Set task => Return the records in full, exactly as given.

Exercise inputs =>

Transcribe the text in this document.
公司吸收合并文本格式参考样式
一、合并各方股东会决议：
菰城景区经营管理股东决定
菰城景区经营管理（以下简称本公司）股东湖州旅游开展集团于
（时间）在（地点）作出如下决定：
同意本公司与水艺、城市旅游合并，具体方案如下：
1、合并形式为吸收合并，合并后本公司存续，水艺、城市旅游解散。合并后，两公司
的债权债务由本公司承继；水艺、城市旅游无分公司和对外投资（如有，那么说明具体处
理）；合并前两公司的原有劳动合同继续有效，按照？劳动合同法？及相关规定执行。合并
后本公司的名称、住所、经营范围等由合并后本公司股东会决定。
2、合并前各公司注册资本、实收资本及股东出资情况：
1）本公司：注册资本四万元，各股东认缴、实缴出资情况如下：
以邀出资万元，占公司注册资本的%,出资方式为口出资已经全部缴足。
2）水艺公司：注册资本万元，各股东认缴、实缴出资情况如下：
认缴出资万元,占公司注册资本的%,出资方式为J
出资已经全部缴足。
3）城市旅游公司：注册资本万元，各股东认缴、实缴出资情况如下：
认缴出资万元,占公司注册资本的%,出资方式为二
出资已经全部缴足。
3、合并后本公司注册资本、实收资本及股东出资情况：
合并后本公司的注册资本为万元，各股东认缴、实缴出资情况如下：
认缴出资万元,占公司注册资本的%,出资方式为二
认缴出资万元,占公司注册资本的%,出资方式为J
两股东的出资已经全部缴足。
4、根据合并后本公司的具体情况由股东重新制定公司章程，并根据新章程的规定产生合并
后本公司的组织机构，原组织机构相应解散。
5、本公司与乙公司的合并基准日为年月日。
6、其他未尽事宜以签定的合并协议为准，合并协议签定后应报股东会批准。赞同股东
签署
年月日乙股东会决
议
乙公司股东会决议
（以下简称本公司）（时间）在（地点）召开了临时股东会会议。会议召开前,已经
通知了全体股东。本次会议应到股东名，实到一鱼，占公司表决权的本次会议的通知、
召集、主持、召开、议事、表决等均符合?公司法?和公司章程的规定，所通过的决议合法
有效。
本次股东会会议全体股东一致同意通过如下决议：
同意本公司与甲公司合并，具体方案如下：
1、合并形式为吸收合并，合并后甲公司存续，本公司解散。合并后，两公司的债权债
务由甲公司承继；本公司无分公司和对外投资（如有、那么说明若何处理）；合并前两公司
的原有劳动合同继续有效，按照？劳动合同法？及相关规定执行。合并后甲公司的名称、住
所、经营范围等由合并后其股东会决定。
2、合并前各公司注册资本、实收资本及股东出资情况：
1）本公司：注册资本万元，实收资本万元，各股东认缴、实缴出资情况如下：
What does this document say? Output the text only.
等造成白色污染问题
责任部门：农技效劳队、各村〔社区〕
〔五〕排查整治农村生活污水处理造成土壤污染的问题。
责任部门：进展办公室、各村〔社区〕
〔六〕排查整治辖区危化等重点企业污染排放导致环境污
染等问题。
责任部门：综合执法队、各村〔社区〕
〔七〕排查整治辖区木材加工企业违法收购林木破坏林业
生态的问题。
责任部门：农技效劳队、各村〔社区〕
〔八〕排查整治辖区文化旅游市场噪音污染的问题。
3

Answer for this exercise =>
Transcribe the text in this document.
公司吸收合并文本格式参考样式
一、合并各方股东会决议：
菰城景区经营管理股东决定
菰城景区经营管理（以下简称本公司）股东湖州旅游开展集团于
（时间）在（地点）作出如下决定：
同意本公司与水艺、城市旅游合并，具体方案如下：
1、合并形式为吸收合并，合并后本公司存续，水艺、城市旅游解散。合并后，两公司
的债权债务由本公司承继；水艺、城市旅游无分公司和对外投资（如有，那么说明具体处
理）；合并前两公司的原有劳动合同继续有效，按照？劳动合同法？及相关规定执行。合并
后本公司的名称、住所、经营范围等由合并后本公司股东会决定。
2、合并前各公司注册资本、实收资本及股东出资情况：
1）本公司：注册资本四万元，各股东认缴、实缴出资情况如下：
以邀出资万元，占公司注册资本的%,出资方式为口出资已经全部缴足。
2）水艺公司：注册资本万元，各股东认缴、实缴出资情况如下：
认缴出资万元,占公司注册资本的%,出资方式为J
出资已经全部缴足。
3）城市旅游公司：注册资本万元，各股东认缴、实缴出资情况如下：
认缴出资万元,占公司注册资本的%,出资方式为二
出资已经全部缴足。
3、合并后本公司注册资本、实收资本及股东出资情况：
合并后本公司的注册资本为万元，各股东认缴、实缴出资情况如下：
认缴出资万元,占公司注册资本的%,出资方式为二
认缴出资万元,占公司注册资本的%,出资方式为J
两股东的出资已经全部缴足。
4、根据合并后本公司的具体情况由股东重新制定公司章程，并根据新章程的规定产生合并
后本公司的组织机构，原组织机构相应解散。
5、本公司与乙公司的合并基准日为年月日。
6、其他未尽事宜以签定的合并协议为准，合并协议签定后应报股东会批准。赞同股东
签署
年月日乙股东会决
议
乙公司股东会决议
（以下简称本公司）（时间）在（地点）召开了临时股东会会议。会议召开前,已经
通知了全体股东。本次会议应到股东名，实到一鱼，占公司表决权的本次会议的通知、
召集、主持、召开、议事、表决等均符合?公司法?和公司章程的规定，所通过的决议合法
有效。
本次股东会会议全体股东一致同意通过如下决议：
同意本公司与甲公司合并，具体方案如下：
1、合并形式为吸收合并，合并后甲公司存续，本公司解散。合并后，两公司的债权债
务由甲公司承继；本公司无分公司和对外投资（如有、那么说明若何处理）；合并前两公司
的原有劳动合同继续有效，按照？劳动合同法？及相关规定执行。合并后甲公司的名称、住
所、经营范围等由合并后其股东会决定。
2、合并前各公司注册资本、实收资本及股东出资情况：
1）本公司：注册资本万元，实收资本万元，各股东认缴、实缴出资情况如下：
What does this document say? Output the text only.
等造成白色污染问题
责任部门：农技效劳队、各村〔社区〕
〔五〕排查整治农村生活污水处理造成土壤污染的问题。
责任部门：进展办公室、各村〔社区〕
〔六〕排查整治辖区危化等重点企业污染排放导致环境污
染等问题。
责任部门：综合执法队、各村〔社区〕
〔七〕排查整治辖区木材加工企业违法收购林木破坏林业
生态的问题。
责任部门：农技效劳队、各村〔社区〕
〔八〕排查整治辖区文化旅游市场噪音污染的问题。
3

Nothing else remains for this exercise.